TASK REQUIREMENTS: Print out every line, exactly as written.

[Dataset excerpts]
◇ ◇ ◇

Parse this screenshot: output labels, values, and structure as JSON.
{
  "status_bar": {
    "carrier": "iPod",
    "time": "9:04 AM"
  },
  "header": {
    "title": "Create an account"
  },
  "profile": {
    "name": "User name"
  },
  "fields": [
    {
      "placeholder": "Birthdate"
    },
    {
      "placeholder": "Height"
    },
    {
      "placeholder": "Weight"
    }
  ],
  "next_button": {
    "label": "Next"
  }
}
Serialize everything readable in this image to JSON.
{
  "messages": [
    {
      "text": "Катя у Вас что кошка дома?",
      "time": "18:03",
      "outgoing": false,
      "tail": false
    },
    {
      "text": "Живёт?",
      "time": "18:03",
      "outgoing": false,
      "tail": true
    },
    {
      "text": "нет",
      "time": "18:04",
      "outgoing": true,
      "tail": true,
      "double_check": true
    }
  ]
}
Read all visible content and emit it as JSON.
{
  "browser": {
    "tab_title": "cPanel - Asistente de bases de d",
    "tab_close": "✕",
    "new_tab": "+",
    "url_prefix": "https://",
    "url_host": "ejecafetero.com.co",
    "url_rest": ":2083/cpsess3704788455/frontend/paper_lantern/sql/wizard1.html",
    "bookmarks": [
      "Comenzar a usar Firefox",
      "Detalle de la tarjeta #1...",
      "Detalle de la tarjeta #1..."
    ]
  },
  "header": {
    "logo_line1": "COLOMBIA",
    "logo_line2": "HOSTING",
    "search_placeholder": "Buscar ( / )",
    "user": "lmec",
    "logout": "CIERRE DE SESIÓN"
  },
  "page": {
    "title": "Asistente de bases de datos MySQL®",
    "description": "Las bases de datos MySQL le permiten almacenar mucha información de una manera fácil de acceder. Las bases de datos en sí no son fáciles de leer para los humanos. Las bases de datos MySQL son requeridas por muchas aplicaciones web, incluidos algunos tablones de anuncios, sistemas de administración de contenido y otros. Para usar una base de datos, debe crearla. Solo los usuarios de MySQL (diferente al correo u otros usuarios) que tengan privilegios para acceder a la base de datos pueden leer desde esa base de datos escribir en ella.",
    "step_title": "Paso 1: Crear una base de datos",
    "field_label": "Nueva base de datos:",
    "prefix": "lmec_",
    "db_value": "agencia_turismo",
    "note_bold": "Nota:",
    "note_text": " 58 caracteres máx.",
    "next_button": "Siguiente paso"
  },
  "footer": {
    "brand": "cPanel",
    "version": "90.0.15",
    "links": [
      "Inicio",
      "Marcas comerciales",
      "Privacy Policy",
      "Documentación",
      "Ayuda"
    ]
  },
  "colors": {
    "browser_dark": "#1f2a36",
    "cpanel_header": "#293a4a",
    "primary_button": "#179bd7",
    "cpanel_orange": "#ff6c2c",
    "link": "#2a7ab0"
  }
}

◇ ◇ ◇

WORKED ANSWER:
Parse this screenshot: output labels, values, and structure as JSON.
{
  "status_bar": {
    "carrier": "iPod",
    "time": "9:04 AM"
  },
  "header": {
    "title": "Create an account"
  },
  "profile": {
    "name": "User name"
  },
  "fields": [
    {
      "placeholder": "Birthdate"
    },
    {
      "placeholder": "Height"
    },
    {
      "placeholder": "Weight"
    }
  ],
  "next_button": {
    "label": "Next"
  }
}
Serialize everything readable in this image to JSON.
{
  "messages": [
    {
      "text": "Катя у Вас что кошка дома?",
      "time": "18:03",
      "outgoing": false,
      "tail": false
    },
    {
      "text": "Живёт?",
      "time": "18:03",
      "outgoing": false,
      "tail": true
    },
    {
      "text": "нет",
      "time": "18:04",
      "outgoing": true,
      "tail": true,
      "double_check": true
    }
  ]
}
Read all visible content and emit it as JSON.
{
  "browser": {
    "tab_title": "cPanel - Asistente de bases de d",
    "tab_close": "✕",
    "new_tab": "+",
    "url_prefix": "https://",
    "url_host": "ejecafetero.com.co",
    "url_rest": ":2083/cpsess3704788455/frontend/paper_lantern/sql/wizard1.html",
    "bookmarks": [
      "Comenzar a usar Firefox",
      "Detalle de la tarjeta #1...",
      "Detalle de la tarjeta #1..."
    ]
  },
  "header": {
    "logo_line1": "COLOMBIA",
    "logo_line2": "HOSTING",
    "search_placeholder": "Buscar ( / )",
    "user": "lmec",
    "logout": "CIERRE DE SESIÓN"
  },
  "page": {
    "title": "Asistente de bases de datos MySQL®",
    "description": "Las bases de datos MySQL le permiten almacenar mucha información de una manera fácil de acceder. Las bases de datos en sí no son fáciles de leer para los humanos. Las bases de datos MySQL son requeridas por muchas aplicaciones web, incluidos algunos tablones de anuncios, sistemas de administración de contenido y otros. Para usar una base de datos, debe crearla. Solo los usuarios de MySQL (diferente al correo u otros usuarios) que tengan privilegios para acceder a la base de datos pueden leer desde esa base de datos escribir en ella.",
    "step_title": "Paso 1: Crear una base de datos",
    "field_label": "Nueva base de datos:",
    "prefix": "lmec_",
    "db_value": "agencia_turismo",
    "note_bold": "Nota:",
    "note_text": " 58 caracteres máx.",
    "next_button": "Siguiente paso"
  },
  "footer": {
    "brand": "cPanel",
    "version": "90.0.15",
    "links": [
      "Inicio",
      "Marcas comerciales",
      "Privacy Policy",
      "Documentación",
      "Ayuda"
    ]
  },
  "colors": {
    "browser_dark": "#1f2a36",
    "cpanel_header": "#293a4a",
    "primary_button": "#179bd7",
    "cpanel_orange": "#ff6c2c",
    "link": "#2a7ab0"
  }
}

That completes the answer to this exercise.